/---

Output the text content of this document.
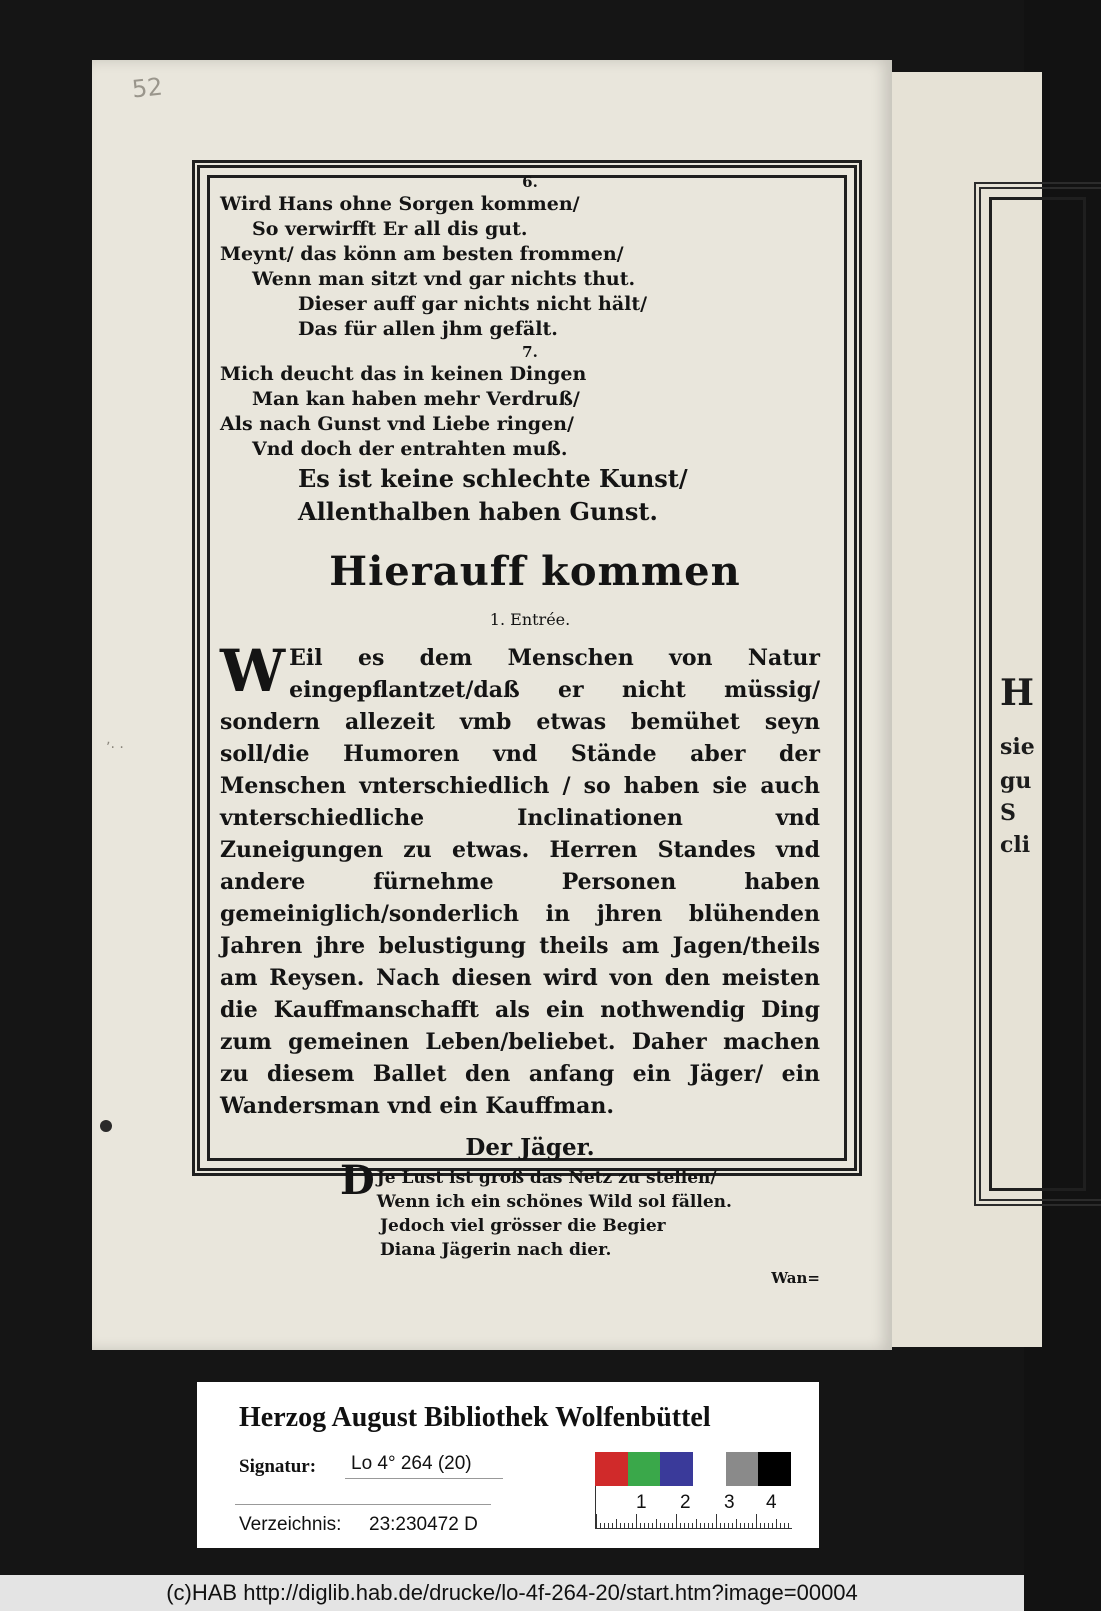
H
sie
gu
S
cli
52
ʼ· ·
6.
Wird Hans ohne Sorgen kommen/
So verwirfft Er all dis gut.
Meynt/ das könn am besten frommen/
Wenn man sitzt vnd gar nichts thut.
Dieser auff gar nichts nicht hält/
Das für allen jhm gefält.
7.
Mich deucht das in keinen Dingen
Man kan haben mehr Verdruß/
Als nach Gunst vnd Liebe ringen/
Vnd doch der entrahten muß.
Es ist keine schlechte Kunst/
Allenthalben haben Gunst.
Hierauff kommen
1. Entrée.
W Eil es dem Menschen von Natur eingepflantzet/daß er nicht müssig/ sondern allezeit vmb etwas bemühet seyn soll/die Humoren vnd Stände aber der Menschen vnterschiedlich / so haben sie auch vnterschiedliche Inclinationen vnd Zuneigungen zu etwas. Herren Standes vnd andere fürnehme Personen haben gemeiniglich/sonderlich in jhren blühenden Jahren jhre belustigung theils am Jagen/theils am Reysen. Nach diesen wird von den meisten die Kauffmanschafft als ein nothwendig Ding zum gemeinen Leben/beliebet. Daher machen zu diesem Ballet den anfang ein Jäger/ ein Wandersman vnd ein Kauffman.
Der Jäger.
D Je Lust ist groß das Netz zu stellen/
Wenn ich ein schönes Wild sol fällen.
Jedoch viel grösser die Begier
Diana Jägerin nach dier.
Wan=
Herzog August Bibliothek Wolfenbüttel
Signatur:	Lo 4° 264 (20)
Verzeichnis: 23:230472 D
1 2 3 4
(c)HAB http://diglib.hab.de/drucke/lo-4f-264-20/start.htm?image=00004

\---
/---

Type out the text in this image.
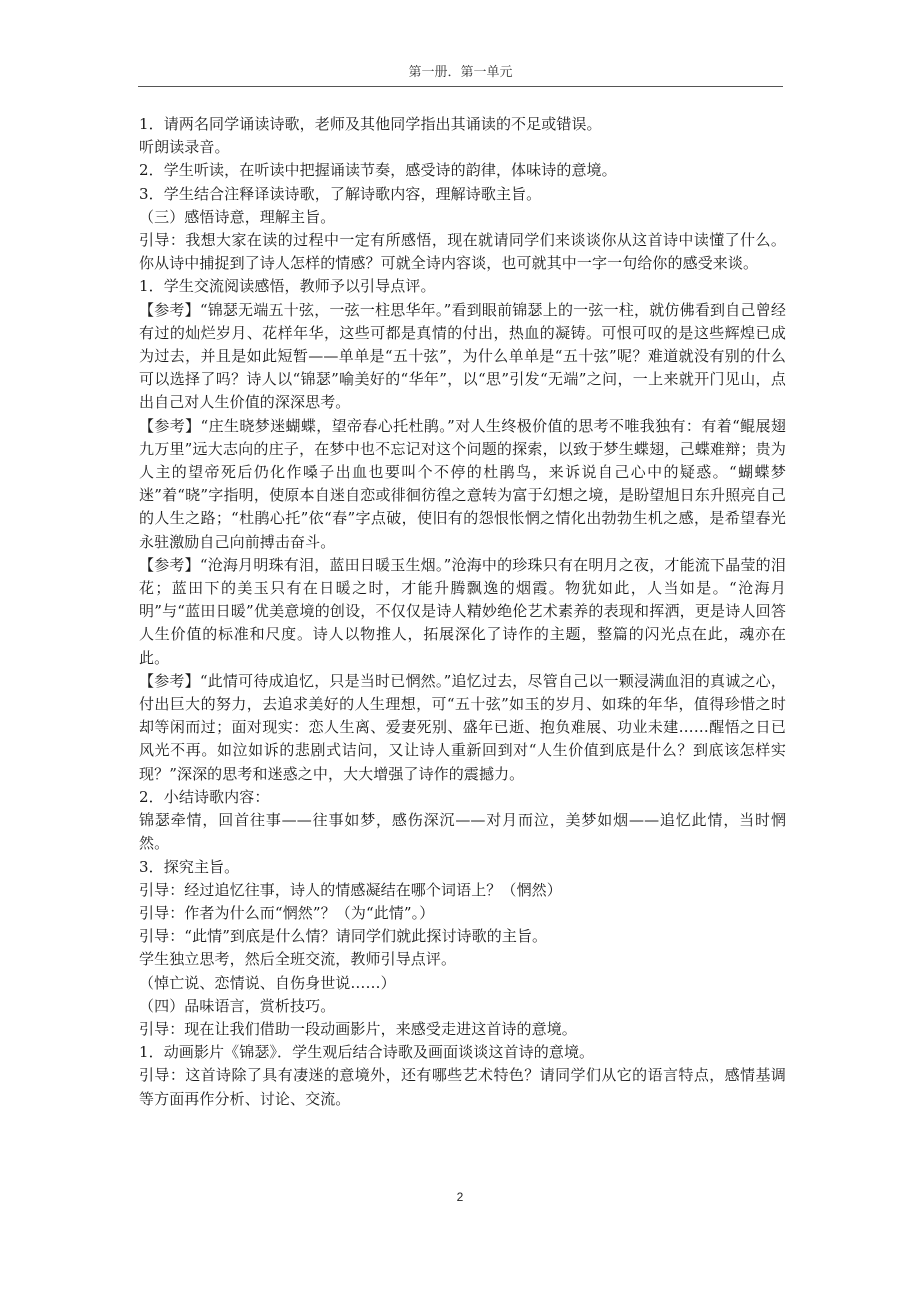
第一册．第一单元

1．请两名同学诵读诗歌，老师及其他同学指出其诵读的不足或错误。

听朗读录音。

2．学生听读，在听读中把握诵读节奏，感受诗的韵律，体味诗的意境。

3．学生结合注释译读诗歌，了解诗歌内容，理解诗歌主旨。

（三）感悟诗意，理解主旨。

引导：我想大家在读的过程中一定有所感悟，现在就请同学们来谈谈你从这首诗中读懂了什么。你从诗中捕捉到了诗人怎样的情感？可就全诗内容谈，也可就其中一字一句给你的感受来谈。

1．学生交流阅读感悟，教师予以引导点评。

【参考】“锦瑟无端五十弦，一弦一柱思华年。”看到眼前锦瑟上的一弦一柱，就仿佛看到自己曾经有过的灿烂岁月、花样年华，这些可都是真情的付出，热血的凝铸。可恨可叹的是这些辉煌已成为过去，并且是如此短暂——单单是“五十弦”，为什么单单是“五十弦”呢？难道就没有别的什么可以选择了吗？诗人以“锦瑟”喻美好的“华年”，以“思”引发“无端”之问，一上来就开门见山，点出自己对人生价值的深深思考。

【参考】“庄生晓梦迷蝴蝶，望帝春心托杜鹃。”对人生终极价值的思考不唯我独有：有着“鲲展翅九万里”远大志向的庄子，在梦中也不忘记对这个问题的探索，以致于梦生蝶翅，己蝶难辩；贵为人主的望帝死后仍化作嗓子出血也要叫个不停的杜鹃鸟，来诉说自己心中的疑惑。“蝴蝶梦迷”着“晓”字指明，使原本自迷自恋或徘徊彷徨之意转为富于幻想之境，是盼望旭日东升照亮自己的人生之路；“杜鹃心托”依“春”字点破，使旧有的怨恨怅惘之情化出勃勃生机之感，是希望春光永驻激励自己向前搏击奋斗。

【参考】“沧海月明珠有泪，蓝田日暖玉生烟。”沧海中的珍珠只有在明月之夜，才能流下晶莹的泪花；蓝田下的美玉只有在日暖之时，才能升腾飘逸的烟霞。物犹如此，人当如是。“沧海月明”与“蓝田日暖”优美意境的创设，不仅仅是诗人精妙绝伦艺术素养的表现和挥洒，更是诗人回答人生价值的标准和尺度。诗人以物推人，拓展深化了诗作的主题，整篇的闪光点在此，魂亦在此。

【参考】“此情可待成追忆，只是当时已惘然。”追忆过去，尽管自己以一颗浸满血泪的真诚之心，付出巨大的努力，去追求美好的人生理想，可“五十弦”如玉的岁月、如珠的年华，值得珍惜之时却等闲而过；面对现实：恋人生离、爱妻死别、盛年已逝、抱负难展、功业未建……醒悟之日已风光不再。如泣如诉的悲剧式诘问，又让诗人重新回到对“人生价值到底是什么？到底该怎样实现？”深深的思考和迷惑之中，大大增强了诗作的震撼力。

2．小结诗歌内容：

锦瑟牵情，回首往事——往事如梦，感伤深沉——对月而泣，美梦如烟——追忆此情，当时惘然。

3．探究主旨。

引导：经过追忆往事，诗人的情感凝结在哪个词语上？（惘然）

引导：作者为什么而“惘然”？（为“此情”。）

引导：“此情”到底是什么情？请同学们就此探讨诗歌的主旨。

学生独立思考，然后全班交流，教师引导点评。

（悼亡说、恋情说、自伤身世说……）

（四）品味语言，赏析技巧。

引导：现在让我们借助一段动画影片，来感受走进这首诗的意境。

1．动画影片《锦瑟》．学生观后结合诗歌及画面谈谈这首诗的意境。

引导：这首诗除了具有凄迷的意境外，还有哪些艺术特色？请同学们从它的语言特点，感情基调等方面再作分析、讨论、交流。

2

\---

### Written problem
How many of the lines above hold "image"? Answer with only the number.

### Worked answer
2